## Begin Supplied material

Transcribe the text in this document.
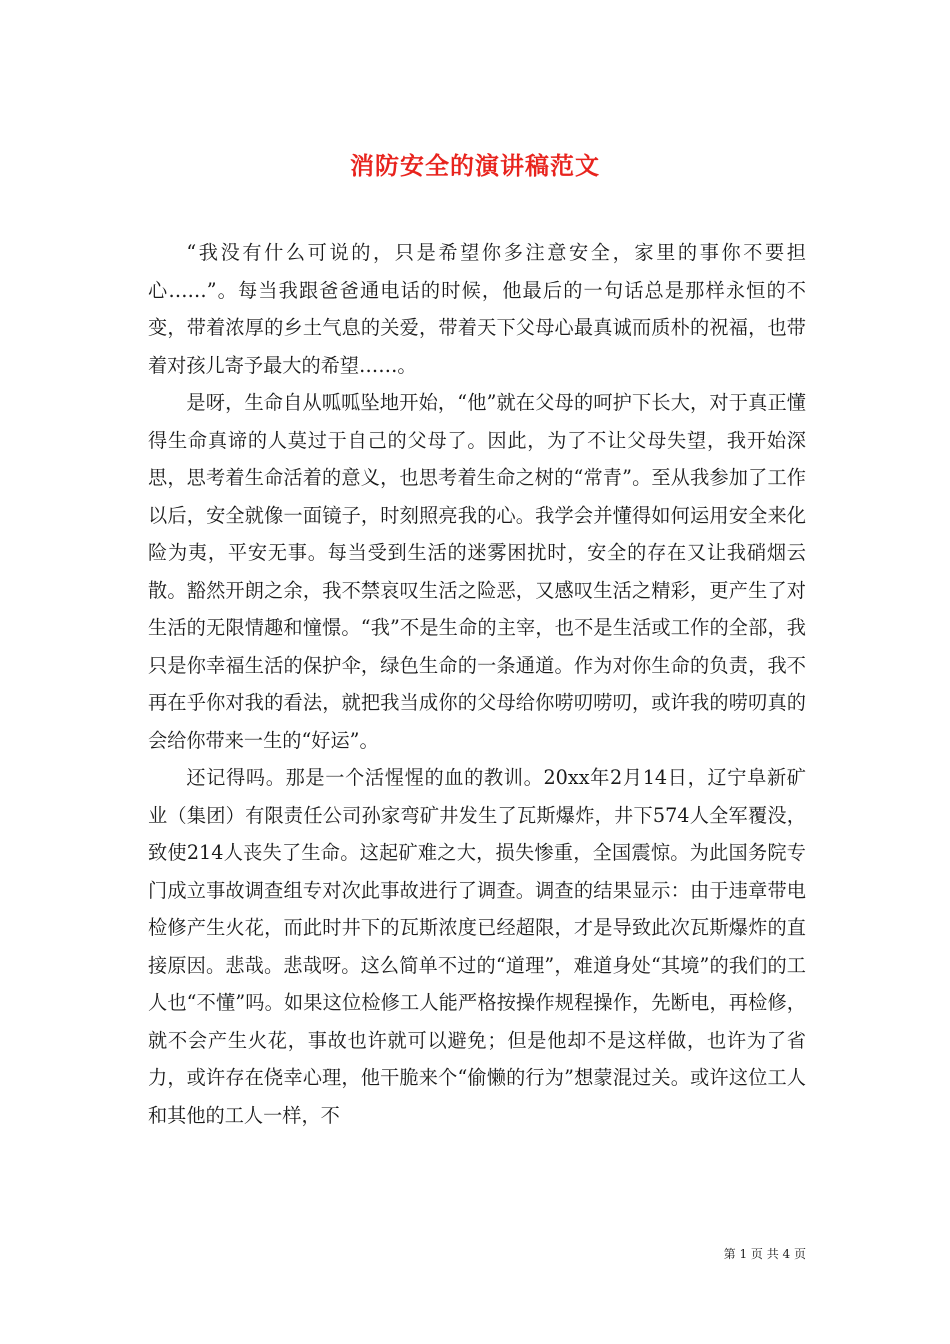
消防安全的演讲稿范文

“我没有什么可说的，只是希望你多注意安全，家里的事你不要担心……”。每当我跟爸爸通电话的时候，他最后的一句话总是那样永恒的不变，带着浓厚的乡土气息的关爱，带着天下父母心最真诚而质朴的祝福，也带着对孩儿寄予最大的希望……。

是呀，生命自从呱呱坠地开始，“他”就在父母的呵护下长大，对于真正懂得生命真谛的人莫过于自己的父母了。因此，为了不让父母失望，我开始深思，思考着生命活着的意义，也思考着生命之树的“常青”。至从我参加了工作以后，安全就像一面镜子，时刻照亮我的心。我学会并懂得如何运用安全来化险为夷，平安无事。每当受到生活的迷雾困扰时，安全的存在又让我硝烟云散。豁然开朗之余，我不禁哀叹生活之险恶，又感叹生活之精彩，更产生了对生活的无限情趣和憧憬。“我”不是生命的主宰，也不是生活或工作的全部，我只是你幸福生活的保护伞，绿色生命的一条通道。作为对你生命的负责，我不再在乎你对我的看法，就把我当成你的父母给你唠叨唠叨，或许我的唠叨真的会给你带来一生的“好运”。

还记得吗。那是一个活惺惺的血的教训。20xx年2月14日，辽宁阜新矿业（集团）有限责任公司孙家弯矿井发生了瓦斯爆炸，井下574人全军覆没，致使214人丧失了生命。这起矿难之大，损失惨重，全国震惊。为此国务院专门成立事故调查组专对次此事故进行了调查。调查的结果显示：由于违章带电检修产生火花，而此时井下的瓦斯浓度已经超限，才是导致此次瓦斯爆炸的直接原因。悲哉。悲哉呀。这么简单不过的“道理”，难道身处“其境”的我们的工人也“不懂”吗。如果这位检修工人能严格按操作规程操作，先断电，再检修，就不会产生火花，事故也许就可以避免；但是他却不是这样做，也许为了省力，或许存在侥幸心理，他干脆来个“偷懒的行为”想蒙混过关。或许这位工人和其他的工人一样，不

第 1 页 共 4 页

## End Supplied material

-- What needs to be done --
Return the records exactly. Don't carry the pictures over.

-- Worked answer --
Transcribe the text in this document.
消防安全的演讲稿范文

“我没有什么可说的，只是希望你多注意安全，家里的事你不要担心……”。每当我跟爸爸通电话的时候，他最后的一句话总是那样永恒的不变，带着浓厚的乡土气息的关爱，带着天下父母心最真诚而质朴的祝福，也带着对孩儿寄予最大的希望……。

是呀，生命自从呱呱坠地开始，“他”就在父母的呵护下长大，对于真正懂得生命真谛的人莫过于自己的父母了。因此，为了不让父母失望，我开始深思，思考着生命活着的意义，也思考着生命之树的“常青”。至从我参加了工作以后，安全就像一面镜子，时刻照亮我的心。我学会并懂得如何运用安全来化险为夷，平安无事。每当受到生活的迷雾困扰时，安全的存在又让我硝烟云散。豁然开朗之余，我不禁哀叹生活之险恶，又感叹生活之精彩，更产生了对生活的无限情趣和憧憬。“我”不是生命的主宰，也不是生活或工作的全部，我只是你幸福生活的保护伞，绿色生命的一条通道。作为对你生命的负责，我不再在乎你对我的看法，就把我当成你的父母给你唠叨唠叨，或许我的唠叨真的会给你带来一生的“好运”。

还记得吗。那是一个活惺惺的血的教训。20xx年2月14日，辽宁阜新矿业（集团）有限责任公司孙家弯矿井发生了瓦斯爆炸，井下574人全军覆没，致使214人丧失了生命。这起矿难之大，损失惨重，全国震惊。为此国务院专门成立事故调查组专对次此事故进行了调查。调查的结果显示：由于违章带电检修产生火花，而此时井下的瓦斯浓度已经超限，才是导致此次瓦斯爆炸的直接原因。悲哉。悲哉呀。这么简单不过的“道理”，难道身处“其境”的我们的工人也“不懂”吗。如果这位检修工人能严格按操作规程操作，先断电，再检修，就不会产生火花，事故也许就可以避免；但是他却不是这样做，也许为了省力，或许存在侥幸心理，他干脆来个“偷懒的行为”想蒙混过关。或许这位工人和其他的工人一样，不

第 1 页 共 4 页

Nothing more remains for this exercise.